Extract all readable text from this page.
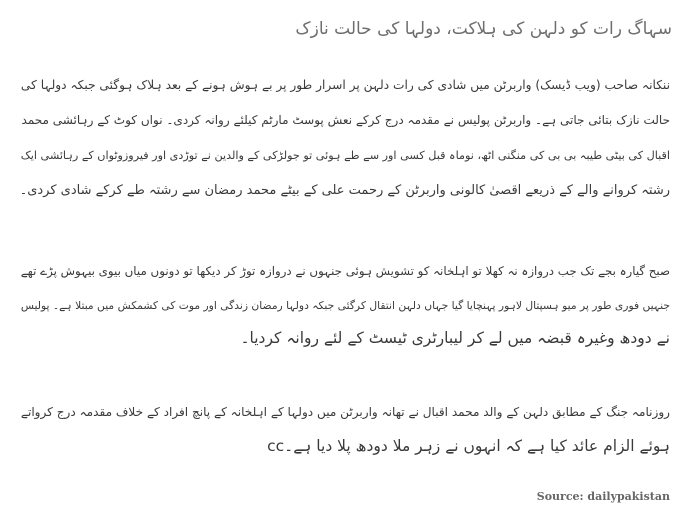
سہاگ رات کو دلہن کی ہلاکت، دولہا کی حالت نازک

ننکانہ صاحب (ویب ڈیسک) واربرٹن میں شادی کی رات دلہن پر اسرار طور پر بے ہوش ہونے کے بعد ہلاک ہوگئی جبکہ دولہا کی
حالت نازک بتائی جاتی ہے۔ واربرٹن پولیس نے مقدمہ درج کرکے نعش پوسٹ مارٹم کیلئے روانہ کردی۔ نواں کوٹ کے رہائشی محمد
اقبال کی بیٹی طیبہ بی بی کی منگنی اٹھ، نوماہ قبل کسی اور سے طے ہوئی تو جولڑکی کے والدین نے توڑدی اور فیروزوٹواں کے رہائشی ایک
رشتہ کروانے والے کے ذریعے اقصیٰ کالونی واربرٹن کے رحمت علی کے بیٹے محمد رمضان سے رشتہ طے کرکے شادی کردی۔

صبح گیارہ بجے تک جب دروازہ نہ کھلا تو اہلخانہ کو تشویش ہوئی جنہوں نے دروازہ توڑ کر دیکھا تو دونوں میاں بیوی بیہوش پڑے تھے
جنہیں فوری طور پر میو ہسپتال لاہور پہنچایا گیا جہاں دلہن انتقال کرگئی جبکہ دولہا رمضان زندگی اور موت کی کشمکش میں مبتلا ہے۔ پولیس
نے دودھ وغیرہ قبضہ میں لے کر لیبارٹری ٹیسٹ کے لئے روانہ کردیا۔

روزنامہ جنگ کے مطابق دلہن کے والد محمد اقبال نے تھانہ واربرٹن میں دولہا کے اہلخانہ کے پانچ افراد کے خلاف مقدمہ درج کرواتے
ہوئے الزام عائد کیا ہے کہ انہوں نے زہر ملا دودھ پلا دیا ہے۔cc

Source: dailypakistan
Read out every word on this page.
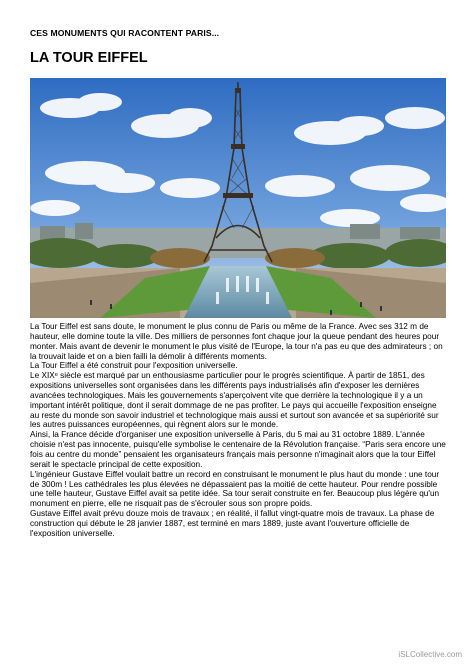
CES MONUMENTS QUI RACONTENT PARIS...
LA TOUR EIFFEL

La Tour Eiffel est sans doute, le monument le plus connu de Paris ou même de la France. Avec ses 312 m de hauteur, elle domine toute la ville. Des milliers de personnes font chaque jour la queue pendant des heures pour monter. Mais avant de devenir le monument le plus visité de l'Europe, la tour n'a pas eu que des admirateurs ; on la trouvait laide et on a bien failli la démolir à différents moments.

La Tour Eiffel a été construit pour l'exposition universelle.

Le XIXᵉ siècle est marqué par un enthousiasme particulier pour le progrès scientifique. À partir de 1851, des expositions universelles sont organisées dans les différents pays industrialisés afin d'exposer les dernières avancées technologiques. Mais les gouvernements s'aperçoivent vite que derrière la technologique il y a un important intérêt politique, dont il serait dommage de ne pas profiter. Le pays qui accueille l'exposition enseigne au reste du monde son savoir industriel et technologique mais aussi et surtout son avancée et sa supériorité sur les autres puissances européennes, qui règnent alors sur le monde.

Ainsi, la France décide d'organiser une exposition universelle à Paris, du 5 mai au 31 octobre 1889. L'année choisie n'est pas innocente, puisqu'elle symbolise le centenaire de la Révolution française. “Paris sera encore une fois au centre du monde” pensaient les organisateurs français mais personne n'imaginait alors que la tour Eiffel serait le spectacle principal de cette exposition.

L'ingénieur Gustave Eiffel voulait battre un record en construisant le monument le plus haut du monde : une tour de 300m ! Les cathédrales les plus élevées ne dépassaient pas la moitié de cette hauteur. Pour rendre possible une telle hauteur, Gustave Eiffel avait sa petite idée. Sa tour serait construite en fer. Beaucoup plus légère qu'un monument en pierre, elle ne risquait pas de s'écrouler sous son propre poids.

Gustave Eiffel avait prévu douze mois de travaux ; en réalité, il fallut vingt-quatre mois de travaux. La phase de construction qui débute le 28 janvier 1887, est terminé en mars 1889, juste avant l'ouverture officielle de l'exposition universelle.

iSLCollective.com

## Exercise description
Pull out each line holding the string "مقدمہ".

## Right answer
حالت نازک بتائی جاتی ہے۔ واربرٹن پولیس نے مقدمہ درج کرکے نعش پوسٹ مارٹم کیلئے روانہ کردی۔ نواں کوٹ کے رہائشی محمد
روزنامہ جنگ کے مطابق دلہن کے والد محمد اقبال نے تھانہ واربرٹن میں دولہا کے اہلخانہ کے پانچ افراد کے خلاف مقدمہ درج کرواتے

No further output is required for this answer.